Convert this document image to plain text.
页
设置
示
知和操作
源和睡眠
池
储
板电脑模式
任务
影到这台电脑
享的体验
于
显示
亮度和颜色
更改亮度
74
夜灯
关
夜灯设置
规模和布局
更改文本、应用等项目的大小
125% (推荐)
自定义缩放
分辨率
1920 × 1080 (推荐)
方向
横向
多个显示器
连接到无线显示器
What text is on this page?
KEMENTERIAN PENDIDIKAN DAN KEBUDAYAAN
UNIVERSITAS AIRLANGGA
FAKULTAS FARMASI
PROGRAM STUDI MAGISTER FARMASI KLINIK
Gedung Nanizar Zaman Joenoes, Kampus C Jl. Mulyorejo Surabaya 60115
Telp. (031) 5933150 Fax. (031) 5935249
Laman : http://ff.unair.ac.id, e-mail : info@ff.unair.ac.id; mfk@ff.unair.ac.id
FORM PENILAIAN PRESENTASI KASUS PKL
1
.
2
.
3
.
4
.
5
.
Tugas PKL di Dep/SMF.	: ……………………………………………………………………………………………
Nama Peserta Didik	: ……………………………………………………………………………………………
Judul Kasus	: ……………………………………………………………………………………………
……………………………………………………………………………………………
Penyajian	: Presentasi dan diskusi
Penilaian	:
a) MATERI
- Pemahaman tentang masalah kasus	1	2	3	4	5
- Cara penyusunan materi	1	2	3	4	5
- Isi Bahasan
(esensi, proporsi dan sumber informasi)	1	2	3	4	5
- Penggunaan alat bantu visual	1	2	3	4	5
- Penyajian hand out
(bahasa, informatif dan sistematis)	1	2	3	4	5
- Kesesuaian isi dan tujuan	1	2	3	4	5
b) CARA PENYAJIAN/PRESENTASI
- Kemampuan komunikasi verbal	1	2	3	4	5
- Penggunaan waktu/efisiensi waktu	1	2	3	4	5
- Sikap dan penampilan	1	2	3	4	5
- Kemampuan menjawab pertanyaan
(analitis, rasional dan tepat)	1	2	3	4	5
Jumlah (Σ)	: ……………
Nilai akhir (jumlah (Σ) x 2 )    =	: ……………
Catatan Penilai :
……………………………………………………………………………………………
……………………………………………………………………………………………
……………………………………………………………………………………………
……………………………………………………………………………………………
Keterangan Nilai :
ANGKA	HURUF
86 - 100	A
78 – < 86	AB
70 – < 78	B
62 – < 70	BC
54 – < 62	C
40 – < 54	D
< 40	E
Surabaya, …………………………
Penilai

Goal - Restate every line of the data word for word.

Task result -
Convert this document image to plain text.
页
设置
示
知和操作
源和睡眠
池
储
板电脑模式
任务
影到这台电脑
享的体验
于
显示
亮度和颜色
更改亮度
74
夜灯
关
夜灯设置
规模和布局
更改文本、应用等项目的大小
125% (推荐)
自定义缩放
分辨率
1920 × 1080 (推荐)
方向
横向
多个显示器
连接到无线显示器
What text is on this page?
KEMENTERIAN PENDIDIKAN DAN KEBUDAYAAN
UNIVERSITAS AIRLANGGA
FAKULTAS FARMASI
PROGRAM STUDI MAGISTER FARMASI KLINIK
Gedung Nanizar Zaman Joenoes, Kampus C Jl. Mulyorejo Surabaya 60115
Telp. (031) 5933150 Fax. (031) 5935249
Laman : http://ff.unair.ac.id, e-mail : info@ff.unair.ac.id; mfk@ff.unair.ac.id
FORM PENILAIAN PRESENTASI KASUS PKL
1
.
2
.
3
.
4
.
5
.
Tugas PKL di Dep/SMF.	: ……………………………………………………………………………………………
Nama Peserta Didik	: ……………………………………………………………………………………………
Judul Kasus	: ……………………………………………………………………………………………
……………………………………………………………………………………………
Penyajian	: Presentasi dan diskusi
Penilaian	:
a) MATERI
- Pemahaman tentang masalah kasus	1	2	3	4	5
- Cara penyusunan materi	1	2	3	4	5
- Isi Bahasan
(esensi, proporsi dan sumber informasi)	1	2	3	4	5
- Penggunaan alat bantu visual	1	2	3	4	5
- Penyajian hand out
(bahasa, informatif dan sistematis)	1	2	3	4	5
- Kesesuaian isi dan tujuan	1	2	3	4	5
b) CARA PENYAJIAN/PRESENTASI
- Kemampuan komunikasi verbal	1	2	3	4	5
- Penggunaan waktu/efisiensi waktu	1	2	3	4	5
- Sikap dan penampilan	1	2	3	4	5
- Kemampuan menjawab pertanyaan
(analitis, rasional dan tepat)	1	2	3	4	5
Jumlah (Σ)	: ……………
Nilai akhir (jumlah (Σ) x 2 )    =	: ……………
Catatan Penilai :
……………………………………………………………………………………………
……………………………………………………………………………………………
……………………………………………………………………………………………
……………………………………………………………………………………………
Keterangan Nilai :
ANGKA	HURUF
86 - 100	A
78 – < 86	AB
70 – < 78	B
62 – < 70	BC
54 – < 62	C
40 – < 54	D
< 40	E
Surabaya, …………………………
Penilai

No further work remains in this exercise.